__Короткое задание 1__
Ответьте на вопросы по тексту о часовне в Конёве.
(a) В какие годы Александр Николаевич Волков проводил противоаварийные работы?
(b) В какой деревне на территории Кенозерского национального парка шла работа со студентами?
(c) Почему Конёвская часовня названа очень интересной?

__Предложенный текст__
"""
После некоторого перерыва (в который мы не отдыхали, а работали на объектах!) продолжаем знакомить вас с рассказами Александра Николаевича Волкова, который в 1980-е и 1990-е годы проводил противоаварийные работы на некоторых памятниках Плесецкого и Каргопольского районов.
Прочитать или освежить в памяти предыдущие беседы можно здесь.
ЧАСОВНЯ В КОНЁВЕ
А.Н.: Со студентами мы работали на территории Кенозерского национального парка, в деревне Филипповской. Бережная Дуброва, Бережная и Задняя — они были немножко позже. Авдотьинская, Конёвская часовни.
Конёвская часовня очень интересная, потому что она более ранняя. XVII век — это время, когда народные традиции были ещё достаточно в силе. XIX век — это уже обшивка, другой материал, другой плотницкий пример, другой инструмент. Они более лаконичные, простые. Простые — я имею ввиду не в исполнении, а простые в подходе плотницком.
"""
__Короткое задание 2__
Выпишите из листинга без изменений участок, который начинается строкой, содержащей "chart-bar[interactable] xyxy=(233,188,271,192)", и заканчивается строкой, содержащей "chart-bar[interactable] xyxy=(233,260,251,264)". Обе эти строки тоже включите.

__Исходные данные__
"""
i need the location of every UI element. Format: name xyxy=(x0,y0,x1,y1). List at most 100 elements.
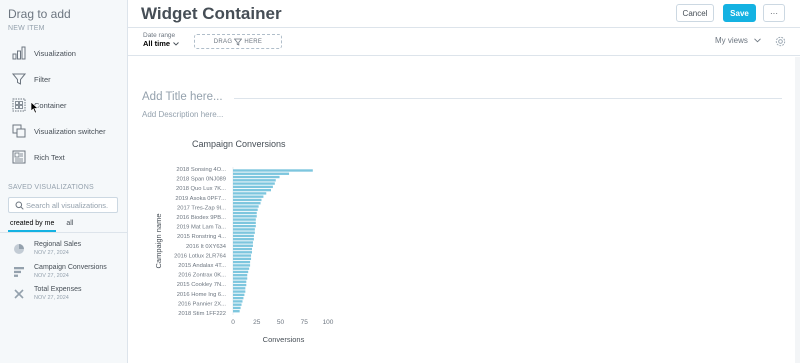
chart-bar[interactable] xyxy=(233,188,271,192)
chart-bar[interactable] xyxy=(233,234,254,238)
funnel-icon xyxy=(11,71,27,87)
y-tick-label: 2016 Biodex 9PB... xyxy=(176,215,226,221)
canvas-scrollbar[interactable] xyxy=(795,57,800,363)
chevron-down-icon xyxy=(173,41,179,46)
drop-zone-label-here: HERE xyxy=(244,38,263,45)
container-icon xyxy=(11,97,27,113)
saved-item-regional-sales[interactable]: Regional Sales NOV 27, 2024 xyxy=(0,240,127,260)
chart-bar[interactable] xyxy=(233,208,258,211)
x-tick-label: 0 xyxy=(231,319,235,326)
chart-bar[interactable] xyxy=(233,215,257,218)
chart-bar[interactable] xyxy=(233,211,257,215)
chart-bar[interactable] xyxy=(233,264,251,267)
saved-visualizations-heading: SAVED VISUALIZATIONS xyxy=(8,184,94,191)
saved-item-date: NOV 27, 2024 xyxy=(34,273,69,279)
chart-bar[interactable] xyxy=(233,290,246,293)
chart-bar[interactable] xyxy=(233,218,256,221)
chart-bar[interactable] xyxy=(233,251,252,254)
chart-bar[interactable] xyxy=(233,244,253,247)
chart-bar[interactable] xyxy=(233,172,290,175)
chart-bar[interactable] xyxy=(233,280,247,283)
chart-bar[interactable] xyxy=(233,192,267,195)
chart-bar[interactable] xyxy=(233,260,251,264)
my-views-label: My views xyxy=(715,36,748,45)
chart-bar[interactable] xyxy=(233,182,275,185)
chart-bar[interactable] xyxy=(233,287,246,290)
chart-bar[interactable] xyxy=(233,270,249,274)
chart-bar[interactable] xyxy=(233,169,313,172)
filter-drop-zone[interactable]: DRAG HERE xyxy=(194,34,282,49)
y-tick-label: 2018 Sonsing 4O... xyxy=(176,167,226,173)
sidebar-item-container[interactable]: Container xyxy=(0,94,127,116)
chart-bar[interactable] xyxy=(233,202,261,205)
chart-bar[interactable] xyxy=(233,300,243,303)
saved-item-date: NOV 27, 2024 xyxy=(34,295,69,301)
chart-bar[interactable] xyxy=(233,185,273,189)
tab-created-by-me[interactable]: created by me xyxy=(8,220,57,232)
sidebar-item-visualization-switcher[interactable]: Visualization switcher xyxy=(0,120,127,142)
cancel-button[interactable]: Cancel xyxy=(676,4,714,22)
saved-item-name: Regional Sales xyxy=(34,241,82,248)
chart-bar[interactable] xyxy=(233,221,256,225)
dashboard-title[interactable]: Widget Container xyxy=(141,4,282,24)
campaign-conversions-chart[interactable]: 2018 Sonsing 4O... 2018 Span 0NJ089 2018 Q… xyxy=(128,57,388,357)
saved-item-name: Total Expenses xyxy=(34,286,82,293)
chart-bar[interactable] xyxy=(233,310,240,313)
bar-chart-icon xyxy=(11,45,27,61)
saved-item-date: NOV 27, 2024 xyxy=(34,250,69,256)
chart-bar[interactable] xyxy=(233,241,253,244)
chart-bar[interactable] xyxy=(233,303,242,306)
chart-bar[interactable] xyxy=(233,293,245,297)
tabs-divider xyxy=(0,232,127,233)
chart-bar[interactable] xyxy=(233,238,254,241)
sidebar-item-filter[interactable]: Filter xyxy=(0,68,127,90)
dashboard-header: Widget Container Cancel Save ··· xyxy=(128,0,800,28)
search-visualizations-field[interactable] xyxy=(8,197,118,213)
chart-bar[interactable] xyxy=(233,274,248,277)
sidebar-item-label: Visualization xyxy=(34,48,76,58)
save-button[interactable]: Save xyxy=(723,4,756,22)
chart-bar[interactable] xyxy=(233,306,241,310)
chart-bar[interactable] xyxy=(233,257,252,261)
chart-bar[interactable] xyxy=(233,205,259,208)
date-range-label: Date range xyxy=(143,32,176,39)
x-tick-label: 100 xyxy=(323,319,334,326)
chart-bar[interactable] xyxy=(233,195,264,198)
y-tick-label: 2018 Quo Lux 7K... xyxy=(176,186,226,192)
saved-item-campaign-conversions[interactable]: Campaign Conversions NOV 27, 2024 xyxy=(0,263,127,283)
chart-bar[interactable] xyxy=(233,231,255,234)
saved-item-total-expenses[interactable]: Total Expenses NOV 27, 2024 xyxy=(0,285,127,305)
x-tick-label: 25 xyxy=(253,319,261,326)
chart-bar[interactable] xyxy=(233,283,247,287)
chart-bar[interactable] xyxy=(233,228,255,231)
chart-bar[interactable] xyxy=(233,296,244,300)
chart-bar[interactable] xyxy=(233,254,252,257)
chart-bar[interactable] xyxy=(233,267,250,270)
chevron-down-icon xyxy=(754,38,761,43)
sidebar-item-label: Filter xyxy=(34,74,51,84)
y-tick-label: 2018 Span 0NJ089 xyxy=(176,177,226,183)
sidebar-item-visualization[interactable]: Visualization xyxy=(0,42,127,64)
sidebar-item-rich-text[interactable]: Rich Text xyxy=(0,146,127,168)
gear-icon[interactable] xyxy=(774,35,786,47)
my-views-dropdown[interactable]: My views xyxy=(715,36,761,45)
y-tick-label: 2016 Pannier 2X... xyxy=(178,301,226,307)
chart-bar[interactable] xyxy=(233,175,280,179)
switcher-icon xyxy=(11,123,27,139)
y-tick-label: 2019 Mat Lam Ta... xyxy=(176,225,226,231)
chart-bar[interactable] xyxy=(233,198,262,202)
date-range-filter[interactable]: Date range All time xyxy=(143,32,179,48)
chart-bar[interactable] xyxy=(233,179,276,182)
chart-bar[interactable] xyxy=(233,247,252,251)
chart-bar[interactable] xyxy=(233,277,248,280)
y-tick-label: 2015 Andalax 4T... xyxy=(178,263,226,269)
chart-bar[interactable] xyxy=(233,224,256,228)
y-axis-label: Campaign name xyxy=(154,213,163,268)
tab-all[interactable]: all xyxy=(64,220,75,232)
more-options-button[interactable]: ··· xyxy=(763,4,785,22)
pie-chart-icon xyxy=(11,241,27,257)
x-tick-label: 50 xyxy=(277,319,285,326)
search-icon xyxy=(12,201,26,210)
search-input[interactable] xyxy=(26,200,116,210)
y-tick-label: 2016 It 0XY634 xyxy=(186,244,227,250)
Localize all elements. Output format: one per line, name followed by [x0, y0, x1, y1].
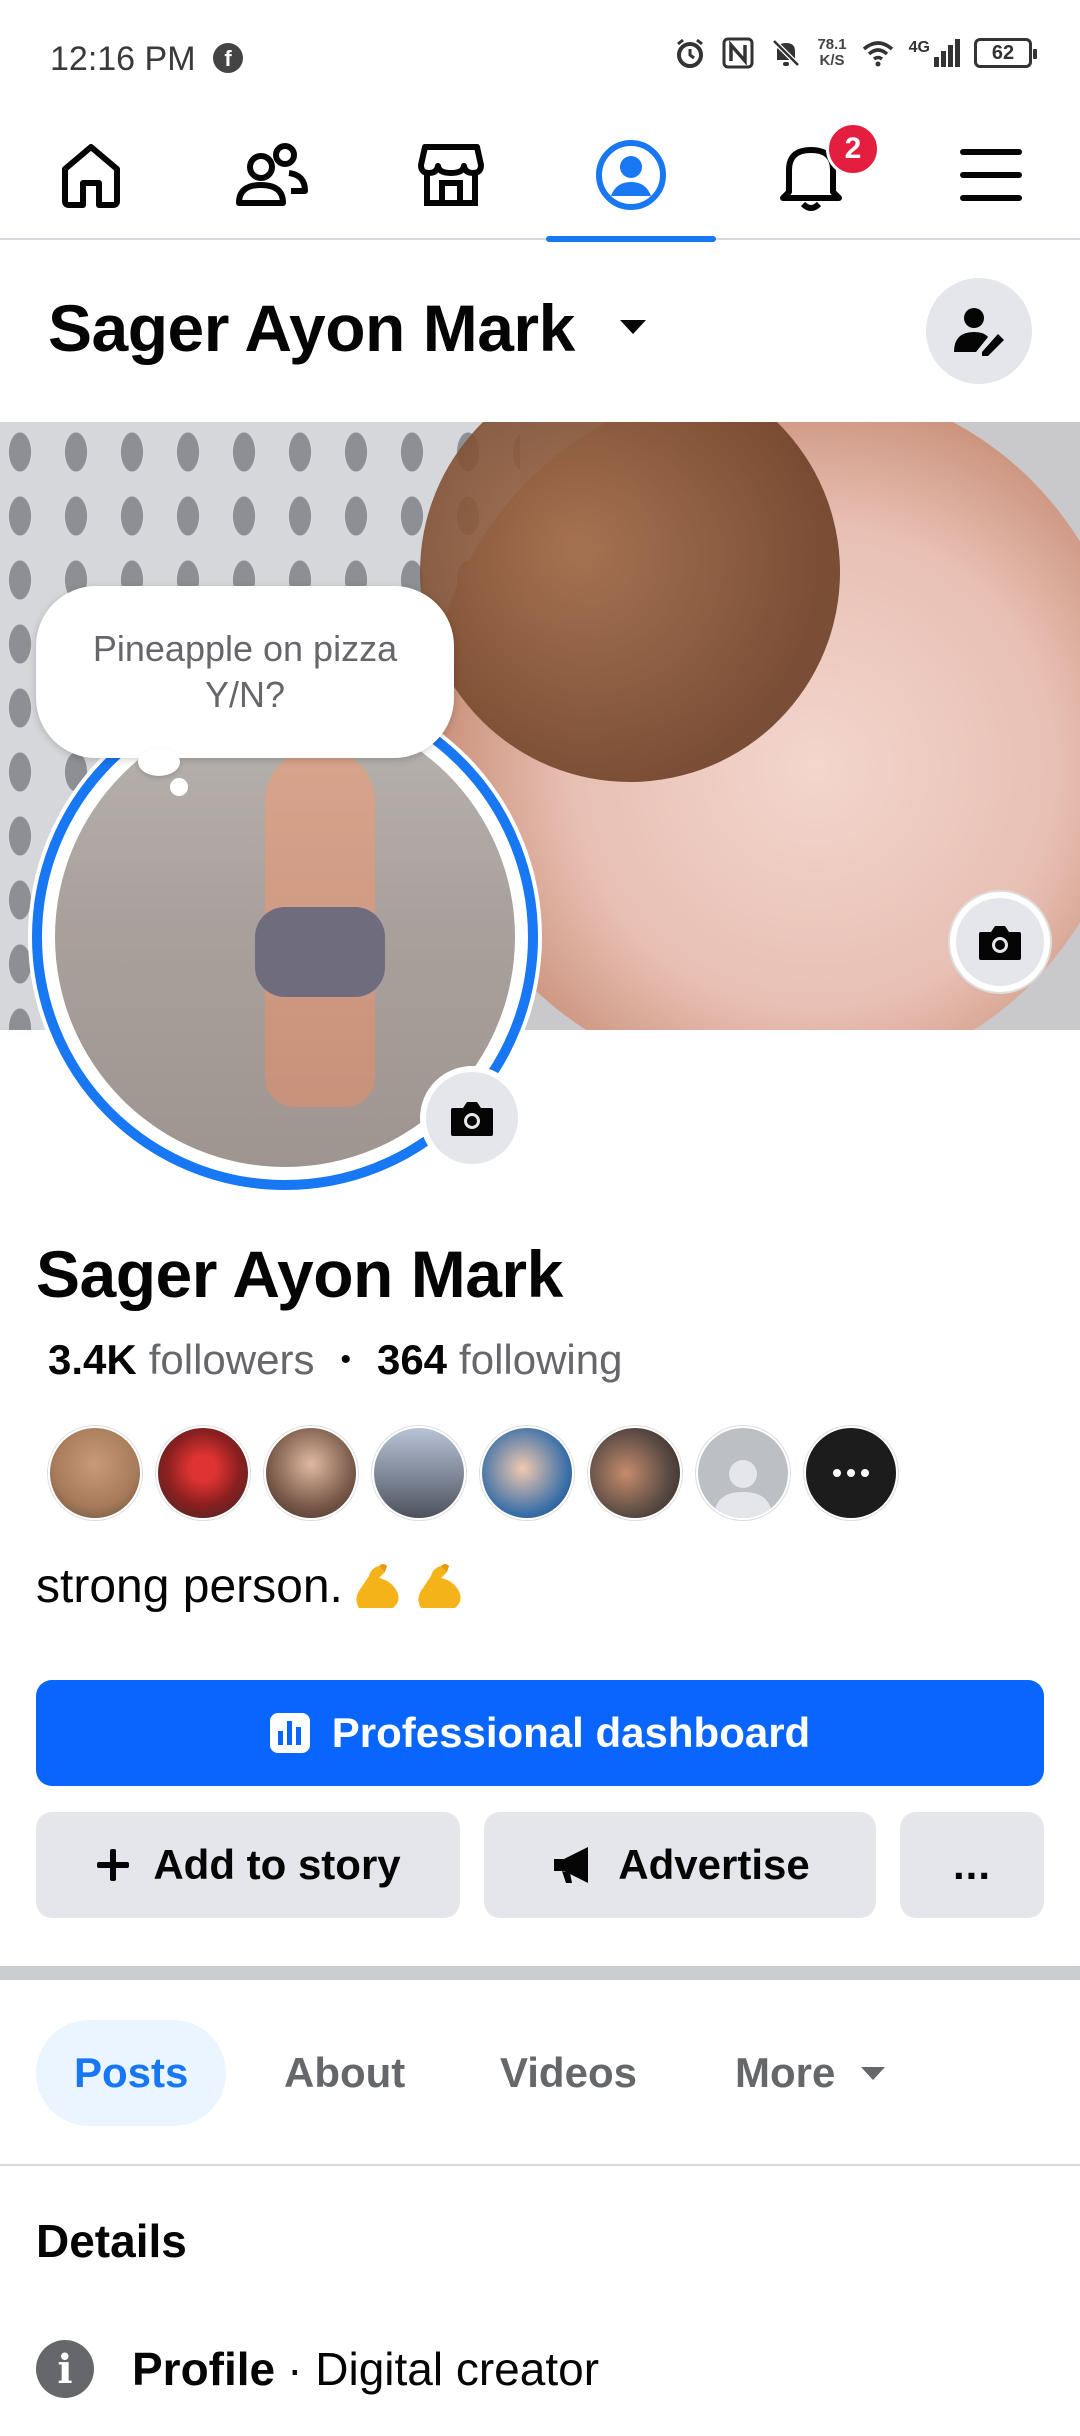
advertise-button[interactable]: Advertise — [484, 1812, 876, 1918]
more-dots-icon — [833, 1469, 869, 1477]
status-time: 12:16 PM — [50, 40, 196, 78]
tab-videos[interactable]: Videos — [500, 2020, 637, 2126]
more-actions-button[interactable]: ... — [900, 1812, 1044, 1918]
notification-badge: 2 — [826, 122, 880, 176]
profile-bio: strong person. — [36, 1558, 467, 1614]
profile-icon — [596, 140, 666, 210]
edit-profile-button[interactable] — [926, 278, 1032, 384]
chevron-down-icon — [861, 2066, 886, 2080]
status-bar: 12:16 PM f 78.1 K/S 4G 62 — [0, 0, 1080, 110]
add-to-story-label: Add to story — [153, 1841, 401, 1888]
friend-avatar[interactable] — [264, 1426, 358, 1520]
nav-menu[interactable] — [906, 110, 1076, 240]
nav-notifications[interactable]: 2 — [726, 110, 896, 240]
profile-header: Sager Ayon Mark — [0, 242, 1080, 422]
following-count[interactable]: 364 — [377, 1336, 447, 1384]
more-friends-button[interactable] — [804, 1426, 898, 1520]
bio-text: strong person. — [36, 1559, 343, 1613]
tab-more[interactable]: More — [735, 2020, 886, 2126]
account-switch-caret-icon[interactable] — [620, 320, 646, 334]
detail-profile-label: Profile — [132, 2343, 276, 2395]
flexed-biceps-icon — [418, 1564, 461, 1608]
advertise-label: Advertise — [618, 1841, 810, 1888]
profile-tabs: Posts About Videos More — [0, 1980, 1080, 2166]
friend-avatar[interactable] — [156, 1426, 250, 1520]
nfc-icon — [722, 37, 754, 69]
tab-posts[interactable]: Posts — [36, 2020, 227, 2126]
camera-icon — [451, 1102, 493, 1136]
header-profile-name[interactable]: Sager Ayon Mark — [48, 290, 575, 366]
cell-signal-icon: 4G — [909, 39, 960, 67]
nav-friends[interactable] — [186, 110, 356, 240]
section-divider — [0, 1966, 1080, 1980]
friend-avatar[interactable] — [372, 1426, 466, 1520]
friend-avatar[interactable] — [48, 1426, 142, 1520]
nav-profile[interactable] — [546, 110, 716, 242]
follow-stats: 3.4K followers • 364 following — [48, 1336, 623, 1384]
home-icon — [62, 144, 120, 208]
mute-bell-icon — [772, 39, 801, 67]
edit-profile-picture-button[interactable] — [420, 1066, 524, 1170]
flexed-biceps-icon — [356, 1564, 399, 1608]
detail-profile-value: · Digital creator — [287, 2343, 600, 2395]
friends-icon — [236, 143, 308, 206]
friend-avatar[interactable] — [480, 1426, 574, 1520]
friend-avatar-placeholder[interactable] — [696, 1426, 790, 1520]
tab-more-label: More — [735, 2049, 836, 2096]
edit-cover-button[interactable] — [950, 892, 1050, 992]
marketplace-icon — [418, 144, 484, 206]
friends-preview-row — [48, 1426, 898, 1520]
friend-avatar[interactable] — [588, 1426, 682, 1520]
profile-name: Sager Ayon Mark — [36, 1237, 563, 1311]
default-person-icon — [714, 1460, 772, 1518]
nav-marketplace[interactable] — [366, 110, 536, 240]
detail-profile-row: i Profile · Digital creator — [36, 2340, 599, 2398]
following-label[interactable]: following — [459, 1336, 622, 1384]
followers-label[interactable]: followers — [149, 1336, 315, 1384]
details-heading: Details — [36, 2215, 187, 2267]
dashboard-icon — [269, 1713, 310, 1753]
plus-icon — [97, 1849, 130, 1881]
facebook-notification-icon: f — [213, 43, 243, 73]
menu-icon — [960, 149, 1022, 201]
battery-indicator: 62 — [974, 38, 1037, 68]
camera-icon — [979, 926, 1021, 960]
person-edit-icon — [954, 308, 1004, 356]
add-to-story-button[interactable]: Add to story — [36, 1812, 460, 1918]
top-navigation: 2 — [0, 110, 1080, 242]
network-speed: 78.1 K/S — [817, 36, 847, 69]
status-icons: 78.1 K/S 4G 62 — [673, 36, 1037, 70]
professional-dashboard-label: Professional dashboard — [331, 1709, 811, 1756]
nav-home[interactable] — [6, 110, 176, 240]
note-tail — [138, 748, 180, 776]
info-icon: i — [36, 2340, 94, 2398]
alarm-icon — [677, 38, 704, 68]
tab-about[interactable]: About — [284, 2020, 405, 2126]
profile-note-bubble[interactable]: Pineapple on pizza Y/N? — [36, 586, 454, 758]
megaphone-icon — [554, 1847, 589, 1883]
followers-count[interactable]: 3.4K — [48, 1336, 137, 1384]
more-actions-label: ... — [952, 1841, 991, 1888]
professional-dashboard-button[interactable]: Professional dashboard — [36, 1680, 1044, 1786]
wifi-icon — [862, 41, 893, 67]
note-tail-small — [170, 778, 188, 796]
"""
__Ответ 1__
(a) В 1980-е и 1990-е годы.
(b) В деревне Филипповской.
(c) Потому что она более ранняя.

__Ответ 2__
chart-bar[interactable] xyxy=(233,188,271,192)
chart-bar[interactable] xyxy=(233,234,254,238)
funnel-icon xyxy=(11,71,27,87)
y-tick-label: 2016 Biodex 9PB... xyxy=(176,215,226,221)
canvas-scrollbar[interactable] xyxy=(795,57,800,363)
chevron-down-icon xyxy=(173,41,179,46)
drop-zone-label-here: HERE xyxy=(244,38,263,45)
container-icon xyxy=(11,97,27,113)
saved-item-regional-sales[interactable]: Regional Sales NOV 27, 2024 xyxy=(0,240,127,260)
chart-bar[interactable] xyxy=(233,208,258,211)
x-tick-label: 0 xyxy=(231,319,235,326)
chart-bar[interactable] xyxy=(233,215,257,218)
chart-bar[interactable] xyxy=(233,211,257,215)
chart-bar[interactable] xyxy=(233,264,251,267)
saved-visualizations-heading: SAVED VISUALIZATIONS xyxy=(8,184,94,191)
saved-item-date: NOV 27, 2024 xyxy=(34,273,69,279)
chart-bar[interactable] xyxy=(233,290,246,293)
chart-bar[interactable] xyxy=(233,218,256,221)
chart-bar[interactable] xyxy=(233,251,252,254)
chart-bar[interactable] xyxy=(233,244,253,247)
chart-bar[interactable] xyxy=(233,172,290,175)
chart-bar[interactable] xyxy=(233,280,247,283)
chart-bar[interactable] xyxy=(233,192,267,195)
chart-bar[interactable] xyxy=(233,260,251,264)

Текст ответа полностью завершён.